== Extracted material

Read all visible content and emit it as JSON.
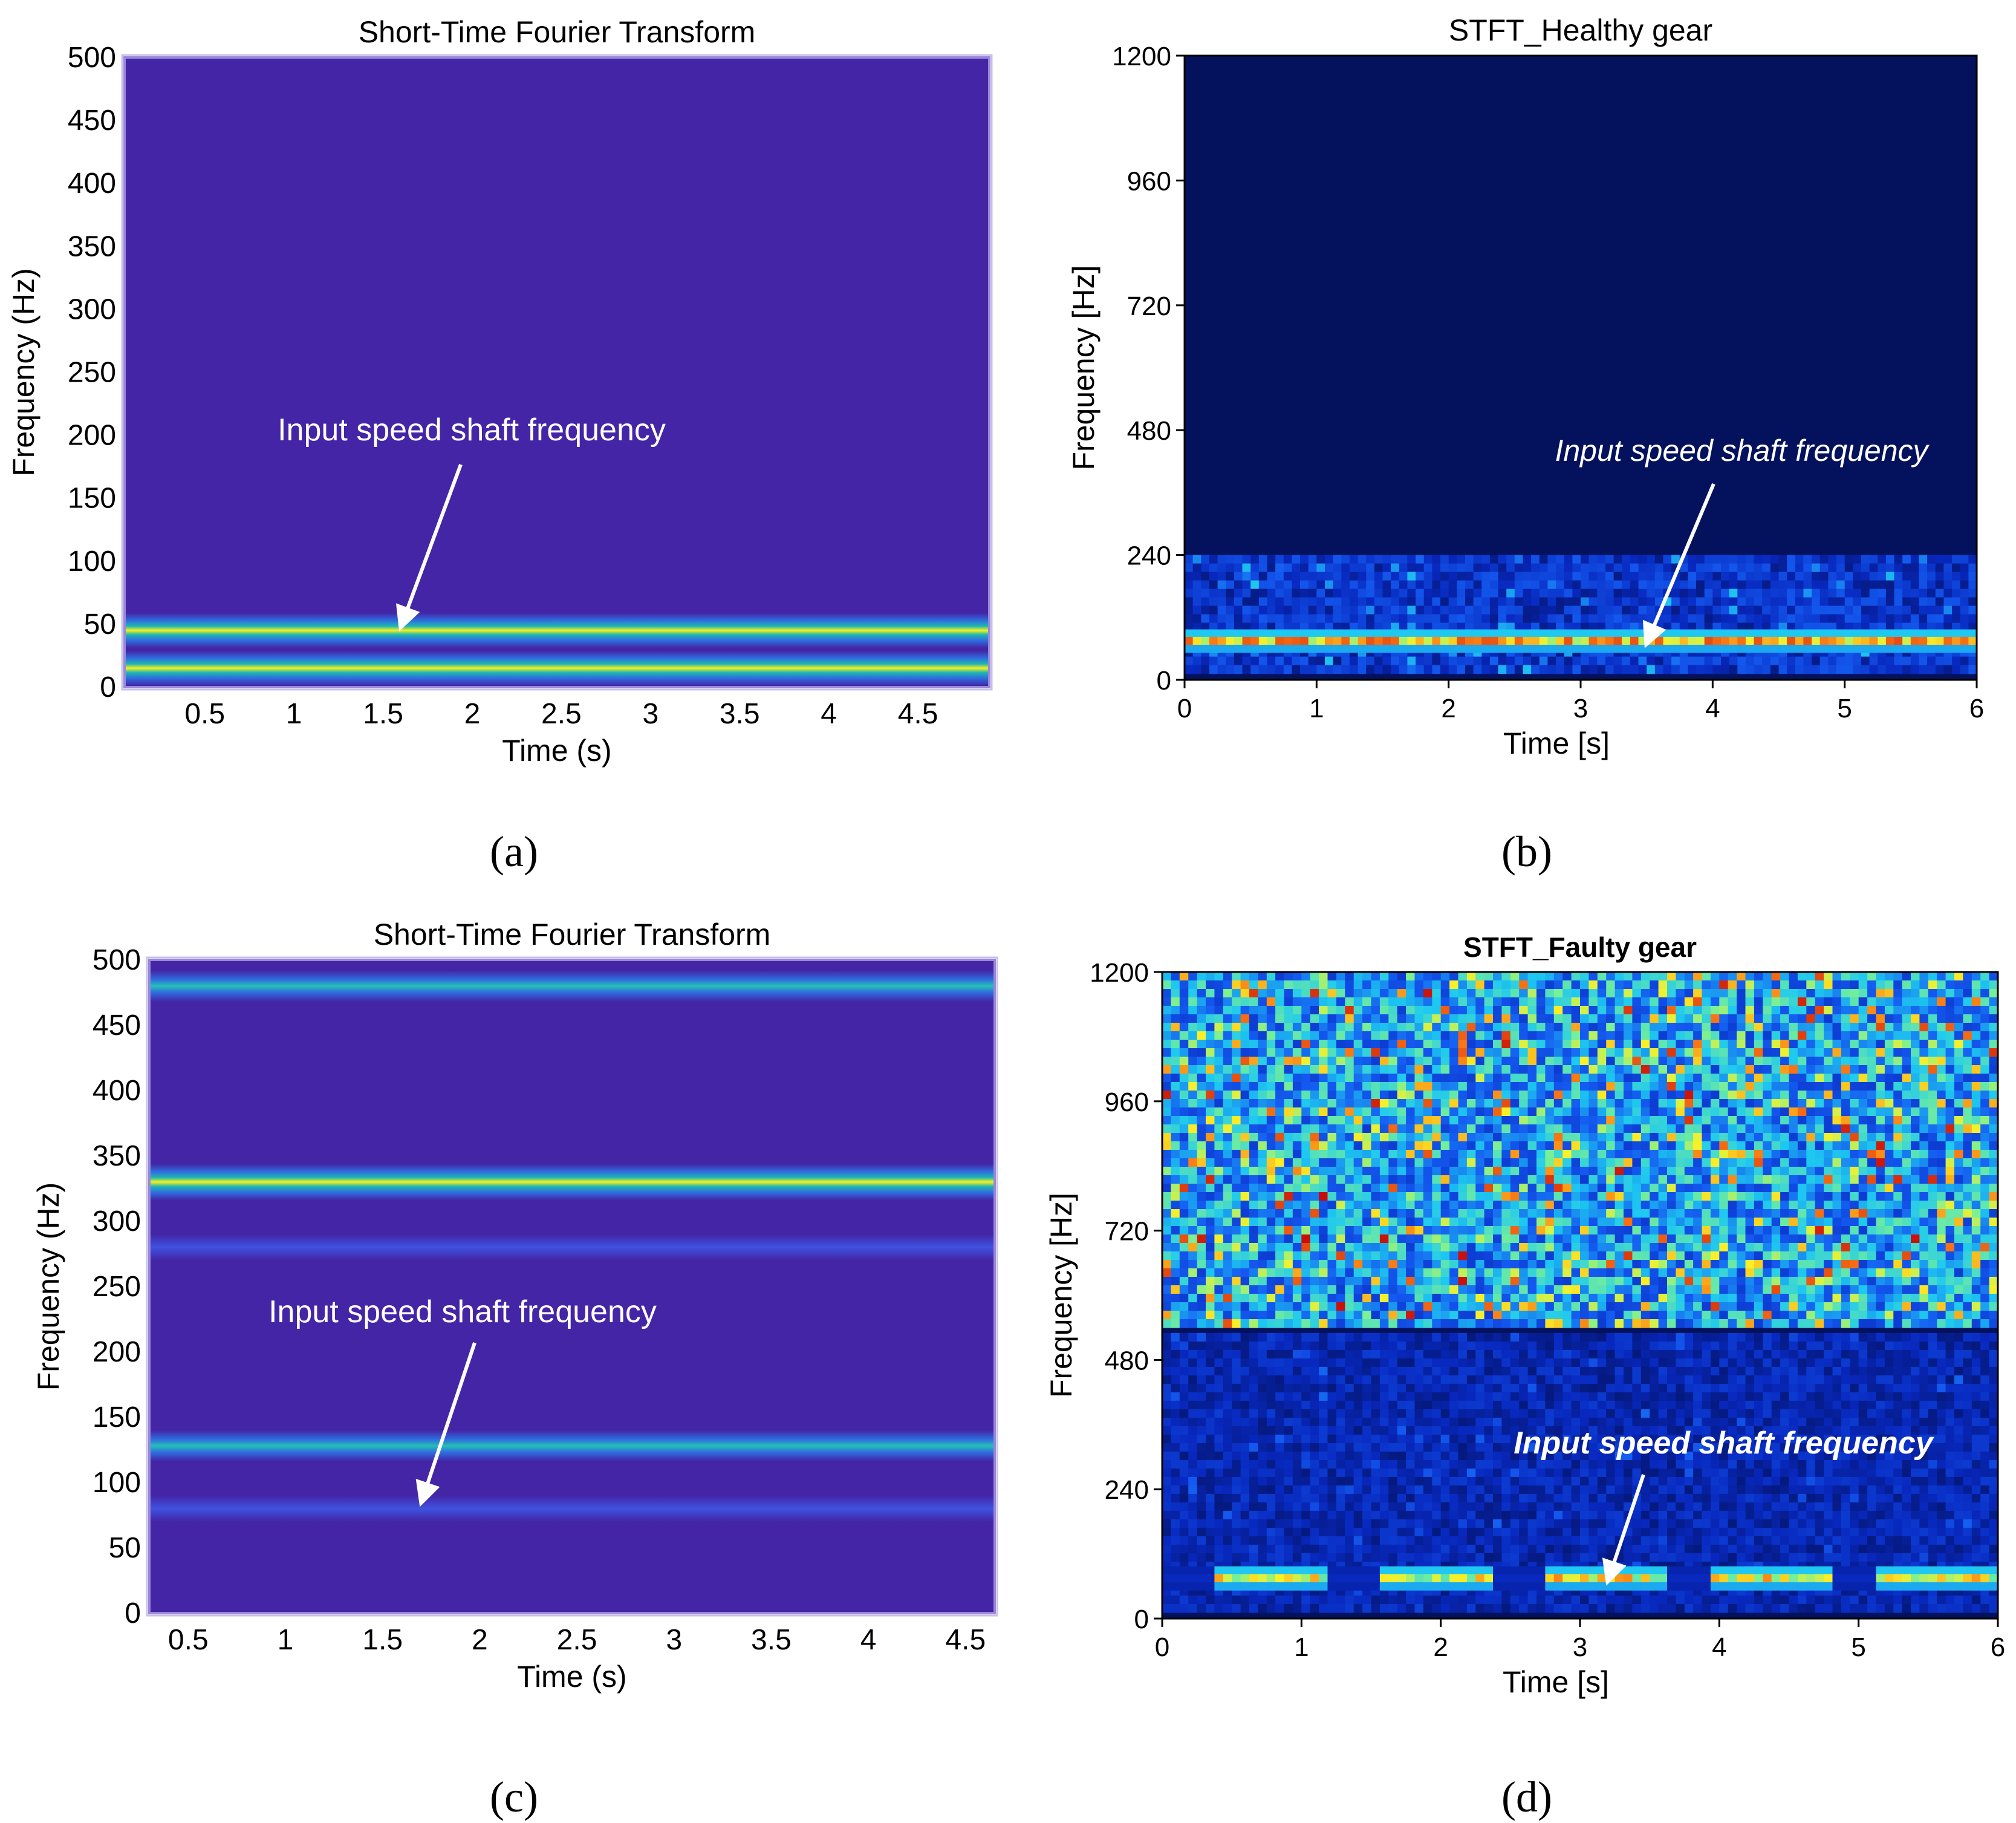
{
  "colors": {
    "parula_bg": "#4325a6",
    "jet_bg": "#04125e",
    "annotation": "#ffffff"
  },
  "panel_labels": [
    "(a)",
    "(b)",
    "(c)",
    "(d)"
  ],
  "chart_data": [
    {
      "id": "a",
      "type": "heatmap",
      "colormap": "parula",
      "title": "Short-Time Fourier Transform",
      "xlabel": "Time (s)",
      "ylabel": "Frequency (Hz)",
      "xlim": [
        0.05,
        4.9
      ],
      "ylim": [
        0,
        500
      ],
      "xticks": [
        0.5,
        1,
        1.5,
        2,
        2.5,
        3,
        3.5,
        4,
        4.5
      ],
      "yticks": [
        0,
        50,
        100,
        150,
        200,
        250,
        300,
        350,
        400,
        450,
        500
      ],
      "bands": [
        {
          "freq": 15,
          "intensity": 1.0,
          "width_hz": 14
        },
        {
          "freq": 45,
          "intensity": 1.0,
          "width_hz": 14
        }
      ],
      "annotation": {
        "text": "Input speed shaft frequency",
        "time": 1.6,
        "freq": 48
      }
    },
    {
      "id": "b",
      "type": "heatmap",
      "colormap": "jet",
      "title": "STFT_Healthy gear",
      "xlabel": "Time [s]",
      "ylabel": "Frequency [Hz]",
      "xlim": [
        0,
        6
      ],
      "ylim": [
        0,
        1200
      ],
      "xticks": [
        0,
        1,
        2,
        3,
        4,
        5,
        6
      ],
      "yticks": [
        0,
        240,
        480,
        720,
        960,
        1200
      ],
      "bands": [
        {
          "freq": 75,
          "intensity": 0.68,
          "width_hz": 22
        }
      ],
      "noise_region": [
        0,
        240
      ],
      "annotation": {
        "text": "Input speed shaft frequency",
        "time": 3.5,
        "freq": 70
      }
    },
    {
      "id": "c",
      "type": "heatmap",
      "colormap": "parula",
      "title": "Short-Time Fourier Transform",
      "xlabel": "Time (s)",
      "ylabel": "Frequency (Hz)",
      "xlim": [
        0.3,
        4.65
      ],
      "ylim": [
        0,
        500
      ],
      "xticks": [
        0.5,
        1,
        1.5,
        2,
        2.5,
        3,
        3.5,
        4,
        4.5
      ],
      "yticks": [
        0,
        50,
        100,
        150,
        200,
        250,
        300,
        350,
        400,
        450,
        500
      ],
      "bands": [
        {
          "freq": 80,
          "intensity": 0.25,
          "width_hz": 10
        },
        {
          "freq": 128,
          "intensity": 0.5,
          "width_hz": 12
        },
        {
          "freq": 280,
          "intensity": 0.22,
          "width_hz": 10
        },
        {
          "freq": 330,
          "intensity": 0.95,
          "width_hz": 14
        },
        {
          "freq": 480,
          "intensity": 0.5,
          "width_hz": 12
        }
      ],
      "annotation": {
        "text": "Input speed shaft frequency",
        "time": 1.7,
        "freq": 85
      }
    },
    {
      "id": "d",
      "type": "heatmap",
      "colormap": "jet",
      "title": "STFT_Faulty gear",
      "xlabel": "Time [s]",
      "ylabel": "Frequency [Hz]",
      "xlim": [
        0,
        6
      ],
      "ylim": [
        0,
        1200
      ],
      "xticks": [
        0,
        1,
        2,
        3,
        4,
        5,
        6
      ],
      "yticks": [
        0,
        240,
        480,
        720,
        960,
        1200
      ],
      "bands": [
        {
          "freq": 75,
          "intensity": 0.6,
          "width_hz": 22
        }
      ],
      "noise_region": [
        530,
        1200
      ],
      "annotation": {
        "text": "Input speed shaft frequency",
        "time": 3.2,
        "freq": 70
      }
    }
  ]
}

====
== Extracted material

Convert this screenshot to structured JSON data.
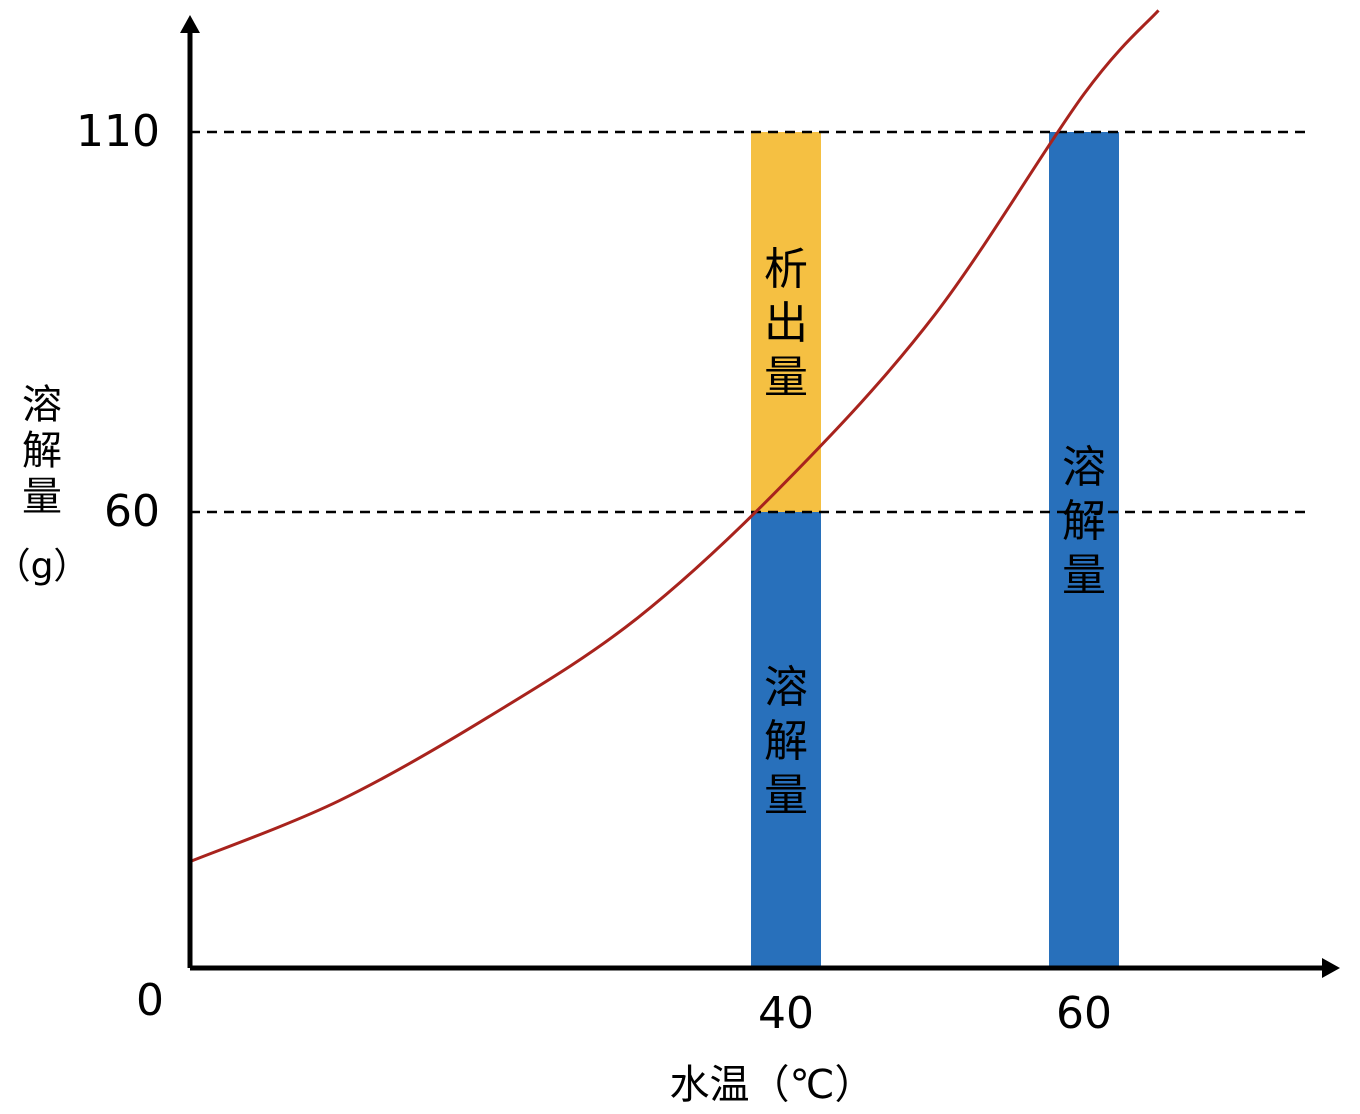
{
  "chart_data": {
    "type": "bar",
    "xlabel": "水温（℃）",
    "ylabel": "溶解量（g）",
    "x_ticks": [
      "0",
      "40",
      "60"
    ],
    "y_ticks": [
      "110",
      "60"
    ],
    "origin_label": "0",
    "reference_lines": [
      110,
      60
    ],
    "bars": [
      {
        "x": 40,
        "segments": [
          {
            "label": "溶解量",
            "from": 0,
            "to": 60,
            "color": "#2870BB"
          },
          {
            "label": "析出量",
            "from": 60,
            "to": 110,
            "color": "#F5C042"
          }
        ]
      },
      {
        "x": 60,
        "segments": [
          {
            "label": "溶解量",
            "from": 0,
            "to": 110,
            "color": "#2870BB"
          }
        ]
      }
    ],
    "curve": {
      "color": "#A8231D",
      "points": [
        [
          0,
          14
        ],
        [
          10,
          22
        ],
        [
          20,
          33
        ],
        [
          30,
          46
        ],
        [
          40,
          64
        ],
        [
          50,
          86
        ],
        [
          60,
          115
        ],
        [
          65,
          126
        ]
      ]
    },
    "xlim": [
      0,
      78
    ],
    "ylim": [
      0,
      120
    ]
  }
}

====
== Extracted material

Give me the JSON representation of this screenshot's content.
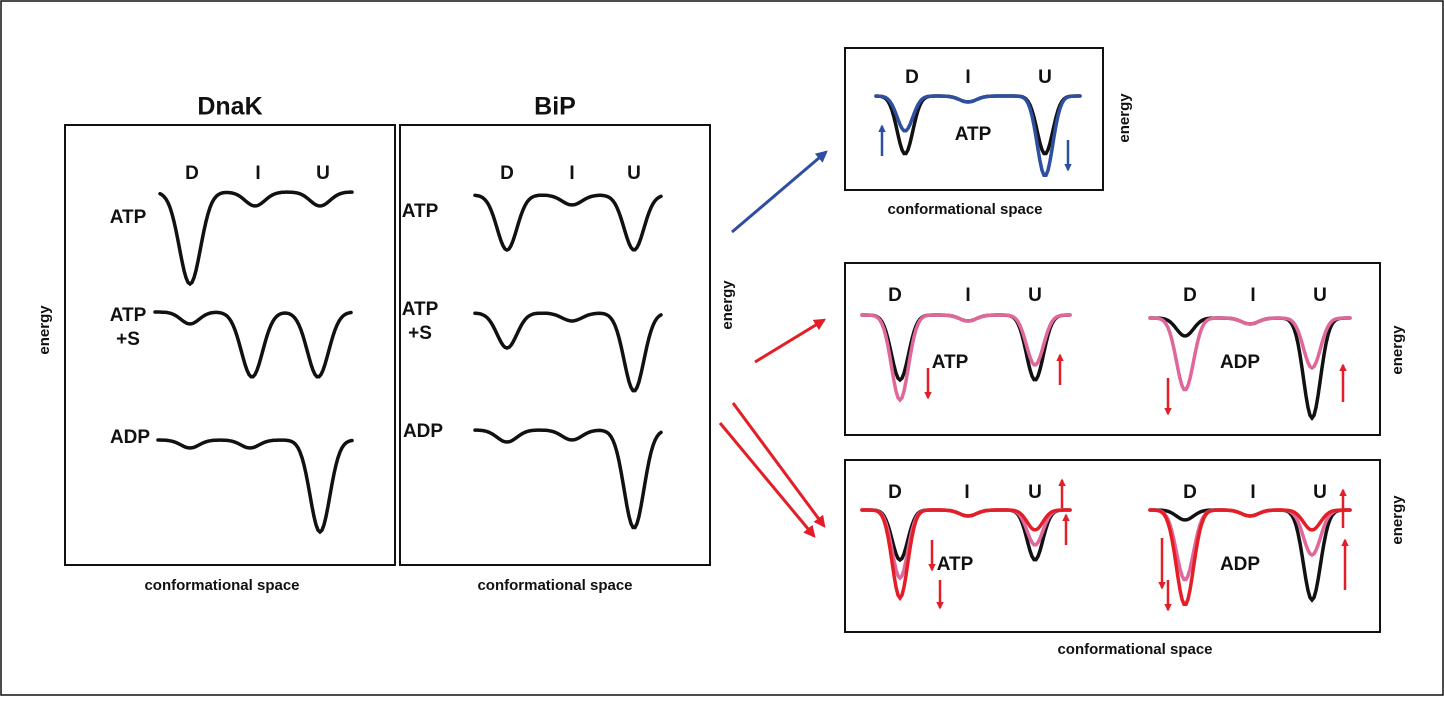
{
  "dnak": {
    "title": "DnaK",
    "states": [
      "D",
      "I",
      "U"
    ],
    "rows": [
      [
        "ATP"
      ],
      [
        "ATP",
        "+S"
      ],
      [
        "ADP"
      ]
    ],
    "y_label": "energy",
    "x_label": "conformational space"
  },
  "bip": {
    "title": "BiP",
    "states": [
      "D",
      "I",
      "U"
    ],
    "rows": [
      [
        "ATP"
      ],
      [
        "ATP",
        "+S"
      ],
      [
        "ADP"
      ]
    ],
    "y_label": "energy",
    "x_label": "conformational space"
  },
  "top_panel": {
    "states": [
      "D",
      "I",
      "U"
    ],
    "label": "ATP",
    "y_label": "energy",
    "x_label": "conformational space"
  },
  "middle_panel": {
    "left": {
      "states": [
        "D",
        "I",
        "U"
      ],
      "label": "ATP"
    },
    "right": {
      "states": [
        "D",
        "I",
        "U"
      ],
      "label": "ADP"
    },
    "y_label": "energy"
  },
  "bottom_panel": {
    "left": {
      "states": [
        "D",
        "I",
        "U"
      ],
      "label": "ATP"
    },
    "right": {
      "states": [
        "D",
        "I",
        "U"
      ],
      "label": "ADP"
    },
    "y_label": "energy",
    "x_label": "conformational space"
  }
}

====

### Aim of the exercise:
Pull out each line of the records holding the string "screenshot".

### Solution to this task:
Convert this screenshot to structured JSON data.
Give me the JSON representation of this screenshot's content.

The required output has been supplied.